- [Short task]: Of the lines in the listing below, how many hold "Pressure"? Answer with the number only.

- [Data listing]:
[BEGIN]

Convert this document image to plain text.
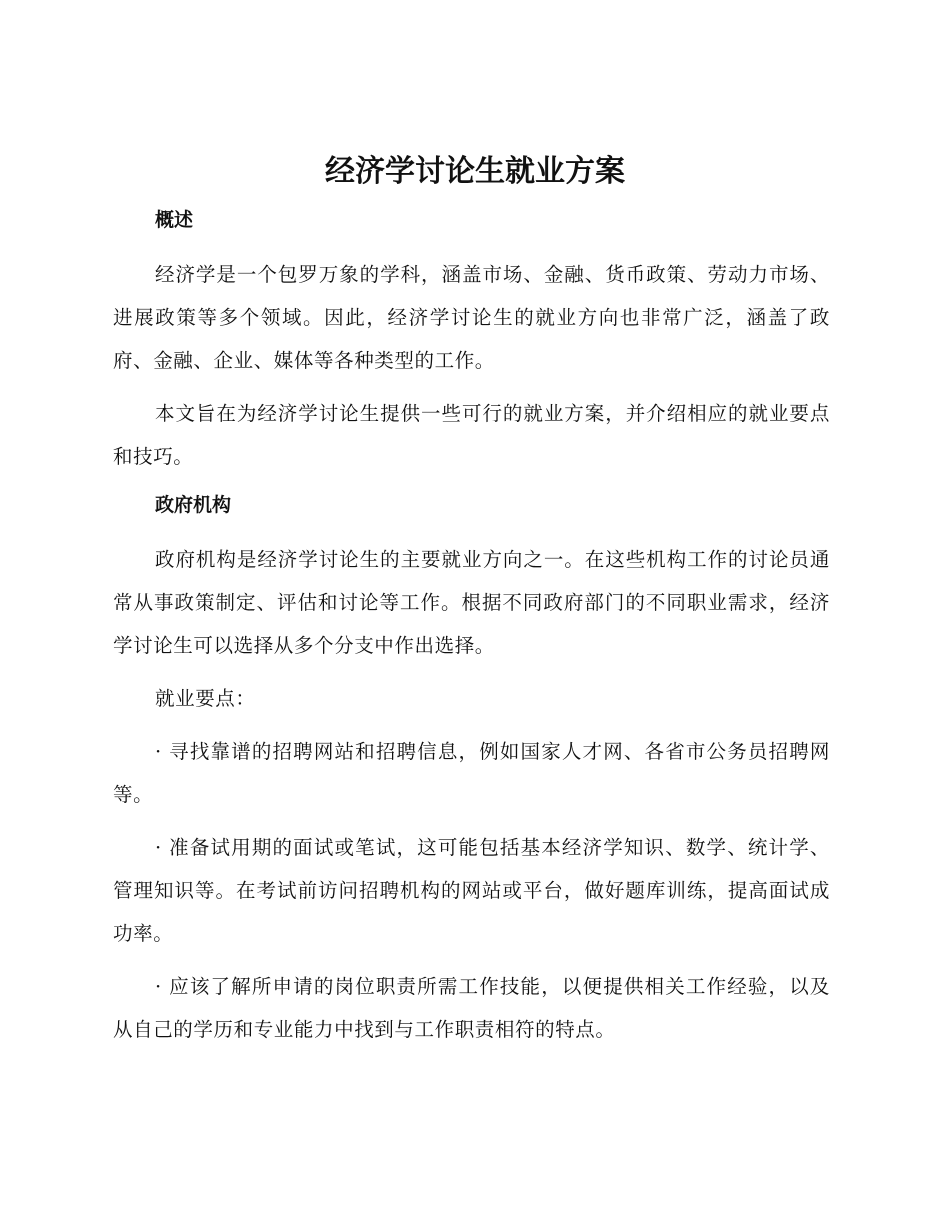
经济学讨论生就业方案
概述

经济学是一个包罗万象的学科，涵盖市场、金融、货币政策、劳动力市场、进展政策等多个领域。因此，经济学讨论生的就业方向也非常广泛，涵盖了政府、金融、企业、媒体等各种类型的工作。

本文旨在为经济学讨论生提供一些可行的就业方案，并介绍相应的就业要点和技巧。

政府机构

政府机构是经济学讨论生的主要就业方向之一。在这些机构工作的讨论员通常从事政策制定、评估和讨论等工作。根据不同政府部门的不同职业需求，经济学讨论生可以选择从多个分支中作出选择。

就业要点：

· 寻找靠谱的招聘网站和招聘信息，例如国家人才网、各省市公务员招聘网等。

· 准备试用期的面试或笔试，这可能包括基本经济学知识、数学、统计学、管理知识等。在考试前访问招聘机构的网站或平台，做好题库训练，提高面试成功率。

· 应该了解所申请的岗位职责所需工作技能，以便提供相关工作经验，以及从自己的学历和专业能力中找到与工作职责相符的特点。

[END]
[BEGIN]

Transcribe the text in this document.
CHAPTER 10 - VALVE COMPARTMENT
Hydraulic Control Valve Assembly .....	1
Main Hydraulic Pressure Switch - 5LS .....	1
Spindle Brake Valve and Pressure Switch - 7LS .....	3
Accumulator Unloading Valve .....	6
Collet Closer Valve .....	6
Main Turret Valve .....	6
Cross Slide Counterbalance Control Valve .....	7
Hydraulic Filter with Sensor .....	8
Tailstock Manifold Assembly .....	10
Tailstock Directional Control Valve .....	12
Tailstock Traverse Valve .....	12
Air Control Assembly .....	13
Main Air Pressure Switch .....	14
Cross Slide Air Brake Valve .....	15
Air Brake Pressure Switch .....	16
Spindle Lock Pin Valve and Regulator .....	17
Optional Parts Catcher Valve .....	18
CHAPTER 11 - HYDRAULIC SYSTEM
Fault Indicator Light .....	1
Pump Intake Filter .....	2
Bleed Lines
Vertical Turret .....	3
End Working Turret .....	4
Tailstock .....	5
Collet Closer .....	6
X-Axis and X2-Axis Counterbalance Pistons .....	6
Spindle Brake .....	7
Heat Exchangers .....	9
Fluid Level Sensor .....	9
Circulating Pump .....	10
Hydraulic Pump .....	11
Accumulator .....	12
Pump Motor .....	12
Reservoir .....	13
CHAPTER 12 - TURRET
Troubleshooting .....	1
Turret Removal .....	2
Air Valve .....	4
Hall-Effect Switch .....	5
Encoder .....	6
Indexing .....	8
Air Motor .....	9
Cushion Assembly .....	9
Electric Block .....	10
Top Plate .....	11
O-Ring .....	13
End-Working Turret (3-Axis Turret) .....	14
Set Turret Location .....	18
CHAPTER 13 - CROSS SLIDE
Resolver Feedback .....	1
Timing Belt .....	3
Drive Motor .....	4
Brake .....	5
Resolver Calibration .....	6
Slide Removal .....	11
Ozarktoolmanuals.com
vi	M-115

[END]

- [In response]: 4